== Segment start ==
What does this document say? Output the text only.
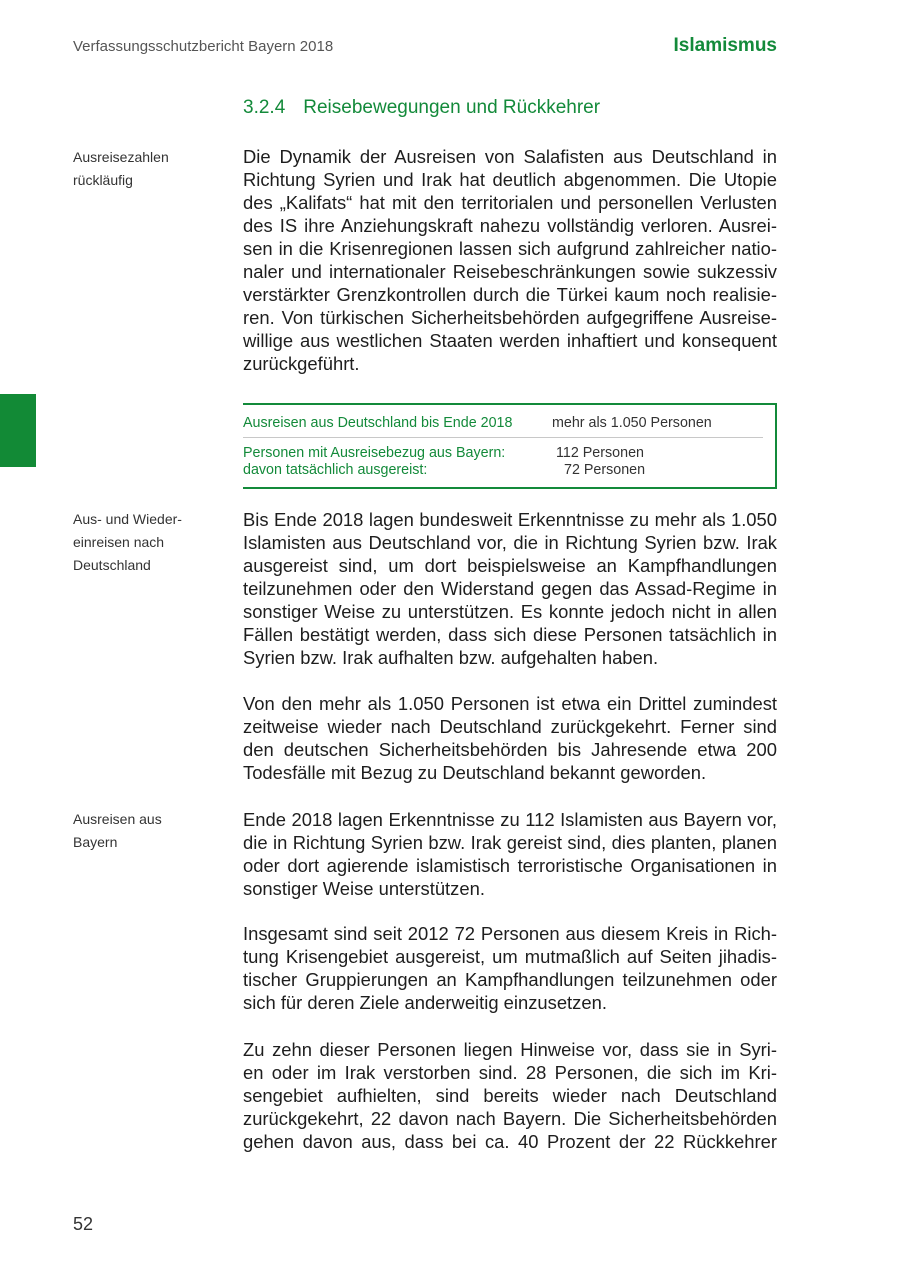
Verfassungsschutzbericht Bayern 2018	Islamismus
3.2.4 Reisebewegungen und Rückkehrer
Ausreisezahlen
rückläufig
Aus- und Wieder-
einreisen nach
Deutschland
Ausreisen aus
Bayern
Die Dynamik der Ausreisen von Salafisten aus Deutschland in
Richtung Syrien und Irak hat deutlich abgenommen. Die Utopie
des „Kalifats“ hat mit den territorialen und personellen Verlusten
des IS ihre Anziehungskraft nahezu vollständig verloren. Ausrei-
sen in die Krisenregionen lassen sich aufgrund zahlreicher natio-
naler und internationaler Reisebeschränkungen sowie sukzessiv
verstärkter Grenzkontrollen durch die Türkei kaum noch realisie-
ren. Von türkischen Sicherheitsbehörden aufgegriffene Ausreise-
willige aus westlichen Staaten werden inhaftiert und konsequent
zurückgeführt.
Ausreisen aus Deutschland bis Ende 2018	mehr als 1.050 Personen
Personen mit Ausreisebezug aus Bayern:	112 Personen
davon tatsächlich ausgereist:	72 Personen
Bis Ende 2018 lagen bundesweit Erkenntnisse zu mehr als 1.050
Islamisten aus Deutschland vor, die in Richtung Syrien bzw. Irak
ausgereist sind, um dort beispielsweise an Kampfhandlungen
teilzunehmen oder den Widerstand gegen das Assad-Regime in
sonstiger Weise zu unterstützen. Es konnte jedoch nicht in allen
Fällen bestätigt werden, dass sich diese Personen tatsächlich in
Syrien bzw. Irak aufhalten bzw. aufgehalten haben.
Von den mehr als 1.050 Personen ist etwa ein Drittel zumindest
zeitweise wieder nach Deutschland zurückgekehrt. Ferner sind
den deutschen Sicherheitsbehörden bis Jahresende etwa 200
Todesfälle mit Bezug zu Deutschland bekannt geworden.
Ende 2018 lagen Erkenntnisse zu 112 Islamisten aus Bayern vor,
die in Richtung Syrien bzw. Irak gereist sind, dies planten, planen
oder dort agierende islamistisch terroristische Organisationen in
sonstiger Weise unterstützen.
Insgesamt sind seit 2012 72 Personen aus diesem Kreis in Rich-
tung Krisengebiet ausgereist, um mutmaßlich auf Seiten jihadis-
tischer Gruppierungen an Kampfhandlungen teilzunehmen oder
sich für deren Ziele anderweitig einzusetzen.
Zu zehn dieser Personen liegen Hinweise vor, dass sie in Syri-
en oder im Irak verstorben sind. 28 Personen, die sich im Kri-
sengebiet aufhielten, sind bereits wieder nach Deutschland
zurückgekehrt, 22 davon nach Bayern. Die Sicherheitsbehörden
gehen davon aus, dass bei ca. 40 Prozent der 22 Rückkehrer
52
== Segment end ==
◆ WHAT YOU NEED TO DO
Return the listing above unchanged, apart from dropping its pictures.

◆ REPLY TO THE TASK
What does this document say? Output the text only.
Verfassungsschutzbericht Bayern 2018	Islamismus
3.2.4 Reisebewegungen und Rückkehrer
Ausreisezahlen
rückläufig
Aus- und Wieder-
einreisen nach
Deutschland
Ausreisen aus
Bayern
Die Dynamik der Ausreisen von Salafisten aus Deutschland in
Richtung Syrien und Irak hat deutlich abgenommen. Die Utopie
des „Kalifats“ hat mit den territorialen und personellen Verlusten
des IS ihre Anziehungskraft nahezu vollständig verloren. Ausrei-
sen in die Krisenregionen lassen sich aufgrund zahlreicher natio-
naler und internationaler Reisebeschränkungen sowie sukzessiv
verstärkter Grenzkontrollen durch die Türkei kaum noch realisie-
ren. Von türkischen Sicherheitsbehörden aufgegriffene Ausreise-
willige aus westlichen Staaten werden inhaftiert und konsequent
zurückgeführt.
Ausreisen aus Deutschland bis Ende 2018	mehr als 1.050 Personen
Personen mit Ausreisebezug aus Bayern:	112 Personen
davon tatsächlich ausgereist:	72 Personen
Bis Ende 2018 lagen bundesweit Erkenntnisse zu mehr als 1.050
Islamisten aus Deutschland vor, die in Richtung Syrien bzw. Irak
ausgereist sind, um dort beispielsweise an Kampfhandlungen
teilzunehmen oder den Widerstand gegen das Assad-Regime in
sonstiger Weise zu unterstützen. Es konnte jedoch nicht in allen
Fällen bestätigt werden, dass sich diese Personen tatsächlich in
Syrien bzw. Irak aufhalten bzw. aufgehalten haben.
Von den mehr als 1.050 Personen ist etwa ein Drittel zumindest
zeitweise wieder nach Deutschland zurückgekehrt. Ferner sind
den deutschen Sicherheitsbehörden bis Jahresende etwa 200
Todesfälle mit Bezug zu Deutschland bekannt geworden.
Ende 2018 lagen Erkenntnisse zu 112 Islamisten aus Bayern vor,
die in Richtung Syrien bzw. Irak gereist sind, dies planten, planen
oder dort agierende islamistisch terroristische Organisationen in
sonstiger Weise unterstützen.
Insgesamt sind seit 2012 72 Personen aus diesem Kreis in Rich-
tung Krisengebiet ausgereist, um mutmaßlich auf Seiten jihadis-
tischer Gruppierungen an Kampfhandlungen teilzunehmen oder
sich für deren Ziele anderweitig einzusetzen.
Zu zehn dieser Personen liegen Hinweise vor, dass sie in Syri-
en oder im Irak verstorben sind. 28 Personen, die sich im Kri-
sengebiet aufhielten, sind bereits wieder nach Deutschland
zurückgekehrt, 22 davon nach Bayern. Die Sicherheitsbehörden
gehen davon aus, dass bei ca. 40 Prozent der 22 Rückkehrer
52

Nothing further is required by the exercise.